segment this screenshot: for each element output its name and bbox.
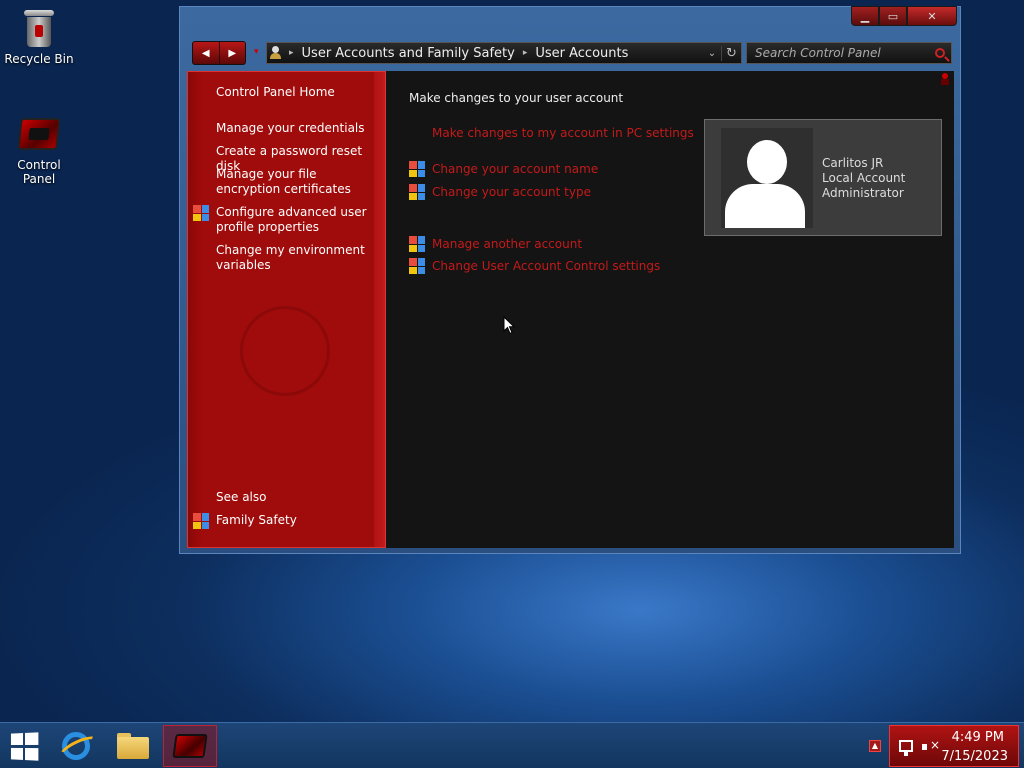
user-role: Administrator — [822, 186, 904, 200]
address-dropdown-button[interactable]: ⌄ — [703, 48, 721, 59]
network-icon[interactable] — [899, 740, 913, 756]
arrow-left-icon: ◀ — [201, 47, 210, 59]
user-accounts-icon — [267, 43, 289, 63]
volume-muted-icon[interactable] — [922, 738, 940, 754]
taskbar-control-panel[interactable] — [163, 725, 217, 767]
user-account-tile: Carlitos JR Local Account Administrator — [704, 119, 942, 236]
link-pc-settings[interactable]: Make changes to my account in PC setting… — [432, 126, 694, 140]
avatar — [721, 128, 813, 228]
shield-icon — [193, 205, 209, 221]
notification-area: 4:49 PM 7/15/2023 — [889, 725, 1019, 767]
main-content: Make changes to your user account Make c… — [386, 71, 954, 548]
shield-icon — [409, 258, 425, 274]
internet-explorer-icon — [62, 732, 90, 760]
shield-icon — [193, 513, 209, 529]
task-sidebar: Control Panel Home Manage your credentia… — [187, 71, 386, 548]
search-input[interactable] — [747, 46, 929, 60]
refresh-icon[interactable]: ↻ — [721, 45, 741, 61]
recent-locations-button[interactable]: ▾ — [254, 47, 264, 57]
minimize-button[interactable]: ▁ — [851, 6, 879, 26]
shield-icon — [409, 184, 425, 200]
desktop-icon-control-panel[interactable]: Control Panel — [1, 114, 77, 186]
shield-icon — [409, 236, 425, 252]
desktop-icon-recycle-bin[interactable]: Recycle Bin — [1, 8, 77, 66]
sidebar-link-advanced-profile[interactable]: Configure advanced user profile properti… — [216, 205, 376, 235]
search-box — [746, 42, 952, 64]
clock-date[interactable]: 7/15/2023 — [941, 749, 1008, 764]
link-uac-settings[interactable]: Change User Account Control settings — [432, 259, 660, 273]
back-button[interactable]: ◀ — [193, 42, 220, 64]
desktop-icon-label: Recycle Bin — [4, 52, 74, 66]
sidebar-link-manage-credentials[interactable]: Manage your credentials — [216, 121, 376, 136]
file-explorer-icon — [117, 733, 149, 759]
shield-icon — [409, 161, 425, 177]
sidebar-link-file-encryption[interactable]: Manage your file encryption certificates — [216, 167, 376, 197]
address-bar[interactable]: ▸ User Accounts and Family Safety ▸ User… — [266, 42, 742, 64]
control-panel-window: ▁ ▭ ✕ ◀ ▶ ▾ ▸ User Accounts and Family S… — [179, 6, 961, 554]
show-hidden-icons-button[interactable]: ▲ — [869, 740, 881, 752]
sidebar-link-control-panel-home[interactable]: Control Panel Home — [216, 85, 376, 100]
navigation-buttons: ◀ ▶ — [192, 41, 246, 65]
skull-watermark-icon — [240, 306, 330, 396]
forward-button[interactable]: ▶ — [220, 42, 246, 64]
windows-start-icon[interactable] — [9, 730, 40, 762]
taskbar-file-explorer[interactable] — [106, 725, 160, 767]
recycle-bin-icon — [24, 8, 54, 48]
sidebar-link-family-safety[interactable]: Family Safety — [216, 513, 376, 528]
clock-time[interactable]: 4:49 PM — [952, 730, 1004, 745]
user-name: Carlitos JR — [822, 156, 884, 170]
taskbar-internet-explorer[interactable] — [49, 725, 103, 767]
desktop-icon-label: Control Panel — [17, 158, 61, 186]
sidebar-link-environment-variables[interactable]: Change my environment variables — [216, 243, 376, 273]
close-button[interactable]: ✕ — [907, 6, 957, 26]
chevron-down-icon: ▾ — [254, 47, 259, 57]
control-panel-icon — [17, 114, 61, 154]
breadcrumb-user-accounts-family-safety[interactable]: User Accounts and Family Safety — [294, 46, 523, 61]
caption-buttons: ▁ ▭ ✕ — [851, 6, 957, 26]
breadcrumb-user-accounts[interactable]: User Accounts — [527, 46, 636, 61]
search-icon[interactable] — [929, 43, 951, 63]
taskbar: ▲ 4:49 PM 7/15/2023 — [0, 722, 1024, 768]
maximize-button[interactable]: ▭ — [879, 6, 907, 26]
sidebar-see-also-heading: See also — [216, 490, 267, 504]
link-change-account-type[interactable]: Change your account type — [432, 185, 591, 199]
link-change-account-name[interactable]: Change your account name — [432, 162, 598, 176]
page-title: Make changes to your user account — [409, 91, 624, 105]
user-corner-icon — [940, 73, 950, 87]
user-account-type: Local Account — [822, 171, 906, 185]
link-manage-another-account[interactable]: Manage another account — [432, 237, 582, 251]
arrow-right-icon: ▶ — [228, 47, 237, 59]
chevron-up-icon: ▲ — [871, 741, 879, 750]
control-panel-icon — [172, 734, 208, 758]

### EXERCISE BRIEF
Copy the material above line for line, leaving out the pictures.

### RESPONSE TO THIS TASK
segment this screenshot: for each element output its name and bbox.
user-role: Administrator — [822, 186, 904, 200]
address-dropdown-button[interactable]: ⌄ — [703, 48, 721, 59]
network-icon[interactable] — [899, 740, 913, 756]
arrow-left-icon: ◀ — [201, 47, 210, 59]
user-accounts-icon — [267, 43, 289, 63]
volume-muted-icon[interactable] — [922, 738, 940, 754]
taskbar-control-panel[interactable] — [163, 725, 217, 767]
user-account-tile: Carlitos JR Local Account Administrator — [704, 119, 942, 236]
link-pc-settings[interactable]: Make changes to my account in PC setting… — [432, 126, 694, 140]
avatar — [721, 128, 813, 228]
shield-icon — [193, 205, 209, 221]
notification-area: 4:49 PM 7/15/2023 — [889, 725, 1019, 767]
main-content: Make changes to your user account Make c… — [386, 71, 954, 548]
shield-icon — [409, 258, 425, 274]
internet-explorer-icon — [62, 732, 90, 760]
shield-icon — [193, 513, 209, 529]
task-sidebar: Control Panel Home Manage your credentia… — [187, 71, 386, 548]
search-input[interactable] — [747, 46, 929, 60]
refresh-icon[interactable]: ↻ — [721, 45, 741, 61]
recent-locations-button[interactable]: ▾ — [254, 47, 264, 57]
minimize-button[interactable]: ▁ — [851, 6, 879, 26]
shield-icon — [409, 184, 425, 200]
desktop-icon-control-panel[interactable]: Control Panel — [1, 114, 77, 186]
shield-icon — [409, 236, 425, 252]
desktop-icon-recycle-bin[interactable]: Recycle Bin — [1, 8, 77, 66]
sidebar-link-advanced-profile[interactable]: Configure advanced user profile properti… — [216, 205, 376, 235]
search-box — [746, 42, 952, 64]
clock-date[interactable]: 7/15/2023 — [941, 749, 1008, 764]
link-uac-settings[interactable]: Change User Account Control settings — [432, 259, 660, 273]
back-button[interactable]: ◀ — [193, 42, 220, 64]
desktop-icon-label: Recycle Bin — [4, 52, 74, 66]
sidebar-link-manage-credentials[interactable]: Manage your credentials — [216, 121, 376, 136]
file-explorer-icon — [117, 733, 149, 759]
shield-icon — [409, 161, 425, 177]
sidebar-link-file-encryption[interactable]: Manage your file encryption certificates — [216, 167, 376, 197]
address-bar[interactable]: ▸ User Accounts and Family Safety ▸ User… — [266, 42, 742, 64]
control-panel-window: ▁ ▭ ✕ ◀ ▶ ▾ ▸ User Accounts and Family S… — [179, 6, 961, 554]
show-hidden-icons-button[interactable]: ▲ — [869, 740, 881, 752]
sidebar-link-control-panel-home[interactable]: Control Panel Home — [216, 85, 376, 100]
navigation-buttons: ◀ ▶ — [192, 41, 246, 65]
skull-watermark-icon — [240, 306, 330, 396]
forward-button[interactable]: ▶ — [220, 42, 246, 64]
windows-start-icon[interactable] — [9, 730, 40, 762]
taskbar-file-explorer[interactable] — [106, 725, 160, 767]
recycle-bin-icon — [24, 8, 54, 48]
sidebar-link-family-safety[interactable]: Family Safety — [216, 513, 376, 528]
clock-time[interactable]: 4:49 PM — [952, 730, 1004, 745]
user-name: Carlitos JR — [822, 156, 884, 170]
taskbar-internet-explorer[interactable] — [49, 725, 103, 767]
desktop-icon-label: Control Panel — [17, 158, 61, 186]
sidebar-link-environment-variables[interactable]: Change my environment variables — [216, 243, 376, 273]
close-button[interactable]: ✕ — [907, 6, 957, 26]
chevron-down-icon: ▾ — [254, 47, 259, 57]
control-panel-icon — [17, 114, 61, 154]
breadcrumb-user-accounts-family-safety[interactable]: User Accounts and Family Safety — [294, 46, 523, 61]
caption-buttons: ▁ ▭ ✕ — [851, 6, 957, 26]
breadcrumb-user-accounts[interactable]: User Accounts — [527, 46, 636, 61]
search-icon[interactable] — [929, 43, 951, 63]
taskbar: ▲ 4:49 PM 7/15/2023 — [0, 722, 1024, 768]
maximize-button[interactable]: ▭ — [879, 6, 907, 26]
sidebar-see-also-heading: See also — [216, 490, 267, 504]
link-change-account-type[interactable]: Change your account type — [432, 185, 591, 199]
link-change-account-name[interactable]: Change your account name — [432, 162, 598, 176]
page-title: Make changes to your user account — [409, 91, 624, 105]
user-corner-icon — [940, 73, 950, 87]
user-account-type: Local Account — [822, 171, 906, 185]
link-manage-another-account[interactable]: Manage another account — [432, 237, 582, 251]
arrow-right-icon: ▶ — [228, 47, 237, 59]
chevron-up-icon: ▲ — [871, 741, 879, 750]
control-panel-icon — [172, 734, 208, 758]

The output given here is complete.